* [Exercise]: Find the word "name" in the listing; pull out each line holding it.

>> Start Data entries

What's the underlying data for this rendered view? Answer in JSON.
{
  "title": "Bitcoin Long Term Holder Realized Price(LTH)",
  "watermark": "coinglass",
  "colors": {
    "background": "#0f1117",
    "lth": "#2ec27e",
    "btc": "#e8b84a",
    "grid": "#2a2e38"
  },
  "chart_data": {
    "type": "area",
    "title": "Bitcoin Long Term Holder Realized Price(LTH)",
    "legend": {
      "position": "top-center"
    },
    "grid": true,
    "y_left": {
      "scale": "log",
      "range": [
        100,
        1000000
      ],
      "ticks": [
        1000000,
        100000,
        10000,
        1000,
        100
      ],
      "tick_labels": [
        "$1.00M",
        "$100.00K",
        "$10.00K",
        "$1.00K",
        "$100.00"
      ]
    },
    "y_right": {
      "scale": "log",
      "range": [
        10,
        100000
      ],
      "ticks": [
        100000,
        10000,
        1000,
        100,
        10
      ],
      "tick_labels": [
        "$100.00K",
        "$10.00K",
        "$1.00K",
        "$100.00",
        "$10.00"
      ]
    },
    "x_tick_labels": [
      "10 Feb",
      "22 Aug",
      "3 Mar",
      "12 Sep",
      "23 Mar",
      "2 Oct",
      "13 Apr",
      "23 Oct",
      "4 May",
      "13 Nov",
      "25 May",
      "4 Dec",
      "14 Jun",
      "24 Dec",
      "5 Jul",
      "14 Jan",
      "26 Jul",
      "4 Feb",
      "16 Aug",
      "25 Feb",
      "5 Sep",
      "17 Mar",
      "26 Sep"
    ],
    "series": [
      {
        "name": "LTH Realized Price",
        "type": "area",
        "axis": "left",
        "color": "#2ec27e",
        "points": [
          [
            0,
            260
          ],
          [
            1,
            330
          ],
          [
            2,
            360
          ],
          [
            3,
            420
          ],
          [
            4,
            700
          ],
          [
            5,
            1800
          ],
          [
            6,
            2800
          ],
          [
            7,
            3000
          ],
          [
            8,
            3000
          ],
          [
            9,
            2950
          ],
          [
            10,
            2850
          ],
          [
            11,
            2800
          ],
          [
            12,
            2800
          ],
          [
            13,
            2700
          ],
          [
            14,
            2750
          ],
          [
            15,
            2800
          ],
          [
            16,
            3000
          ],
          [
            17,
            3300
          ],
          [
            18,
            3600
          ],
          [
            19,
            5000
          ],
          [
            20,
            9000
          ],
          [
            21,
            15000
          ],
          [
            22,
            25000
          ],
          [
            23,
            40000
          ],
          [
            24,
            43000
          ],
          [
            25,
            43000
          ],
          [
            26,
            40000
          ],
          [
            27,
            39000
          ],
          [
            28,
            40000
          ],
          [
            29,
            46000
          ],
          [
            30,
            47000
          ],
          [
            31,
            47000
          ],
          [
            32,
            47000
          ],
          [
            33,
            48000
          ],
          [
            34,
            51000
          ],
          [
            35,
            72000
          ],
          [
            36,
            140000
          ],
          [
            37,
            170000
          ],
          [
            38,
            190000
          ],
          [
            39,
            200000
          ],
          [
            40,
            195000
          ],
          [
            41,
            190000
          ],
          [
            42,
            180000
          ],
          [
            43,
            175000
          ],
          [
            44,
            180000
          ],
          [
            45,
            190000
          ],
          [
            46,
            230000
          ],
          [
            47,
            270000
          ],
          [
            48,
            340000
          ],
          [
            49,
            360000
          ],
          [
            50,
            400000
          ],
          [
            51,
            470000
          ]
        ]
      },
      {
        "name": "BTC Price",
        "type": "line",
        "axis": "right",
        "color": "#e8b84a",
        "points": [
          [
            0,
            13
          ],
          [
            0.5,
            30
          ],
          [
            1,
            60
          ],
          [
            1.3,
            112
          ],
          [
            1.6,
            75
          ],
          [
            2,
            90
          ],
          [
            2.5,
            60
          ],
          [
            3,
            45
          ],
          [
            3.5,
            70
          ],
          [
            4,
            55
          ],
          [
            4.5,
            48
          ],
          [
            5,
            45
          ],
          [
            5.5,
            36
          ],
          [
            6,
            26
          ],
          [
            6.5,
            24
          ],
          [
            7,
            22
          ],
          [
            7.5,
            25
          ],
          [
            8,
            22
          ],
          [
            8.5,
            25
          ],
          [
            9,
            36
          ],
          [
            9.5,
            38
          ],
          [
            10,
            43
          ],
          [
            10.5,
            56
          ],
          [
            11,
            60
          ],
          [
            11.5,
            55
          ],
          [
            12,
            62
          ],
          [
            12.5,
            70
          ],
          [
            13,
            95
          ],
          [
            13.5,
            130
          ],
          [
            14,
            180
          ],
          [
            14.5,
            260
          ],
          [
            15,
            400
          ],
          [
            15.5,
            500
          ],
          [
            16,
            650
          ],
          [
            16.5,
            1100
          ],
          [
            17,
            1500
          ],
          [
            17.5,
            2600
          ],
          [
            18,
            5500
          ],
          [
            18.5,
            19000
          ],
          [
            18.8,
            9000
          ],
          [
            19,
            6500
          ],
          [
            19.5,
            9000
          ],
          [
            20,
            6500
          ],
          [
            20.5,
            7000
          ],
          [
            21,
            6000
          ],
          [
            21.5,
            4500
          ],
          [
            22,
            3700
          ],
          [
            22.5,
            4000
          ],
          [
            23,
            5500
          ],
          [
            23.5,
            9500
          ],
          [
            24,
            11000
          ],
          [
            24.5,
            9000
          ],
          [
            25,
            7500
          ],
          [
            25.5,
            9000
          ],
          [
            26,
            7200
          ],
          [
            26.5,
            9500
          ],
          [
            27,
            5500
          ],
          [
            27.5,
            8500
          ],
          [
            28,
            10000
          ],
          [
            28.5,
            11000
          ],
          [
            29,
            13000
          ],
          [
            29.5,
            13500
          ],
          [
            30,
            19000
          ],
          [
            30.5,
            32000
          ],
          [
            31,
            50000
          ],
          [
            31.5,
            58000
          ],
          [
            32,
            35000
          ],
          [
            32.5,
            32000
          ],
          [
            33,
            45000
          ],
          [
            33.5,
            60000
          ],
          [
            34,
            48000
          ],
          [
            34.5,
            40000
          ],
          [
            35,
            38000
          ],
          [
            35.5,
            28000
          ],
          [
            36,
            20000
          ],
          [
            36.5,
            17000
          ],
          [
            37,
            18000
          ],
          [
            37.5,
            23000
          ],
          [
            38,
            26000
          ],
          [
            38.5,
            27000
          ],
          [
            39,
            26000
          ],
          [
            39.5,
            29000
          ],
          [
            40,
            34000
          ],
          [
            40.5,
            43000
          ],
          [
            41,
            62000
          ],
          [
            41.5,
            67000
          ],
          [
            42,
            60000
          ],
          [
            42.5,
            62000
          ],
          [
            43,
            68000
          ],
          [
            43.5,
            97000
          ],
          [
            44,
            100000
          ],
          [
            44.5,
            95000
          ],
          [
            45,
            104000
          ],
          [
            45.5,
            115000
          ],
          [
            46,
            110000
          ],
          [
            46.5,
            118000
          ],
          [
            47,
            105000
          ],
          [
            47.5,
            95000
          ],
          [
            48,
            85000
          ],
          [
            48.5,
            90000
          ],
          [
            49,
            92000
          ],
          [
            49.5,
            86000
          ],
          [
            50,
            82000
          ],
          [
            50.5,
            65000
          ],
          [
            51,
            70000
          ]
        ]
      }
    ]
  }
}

>> End Data entries

* [Task response]:
        "name": "LTH Realized Price",
        "name": "BTC Price",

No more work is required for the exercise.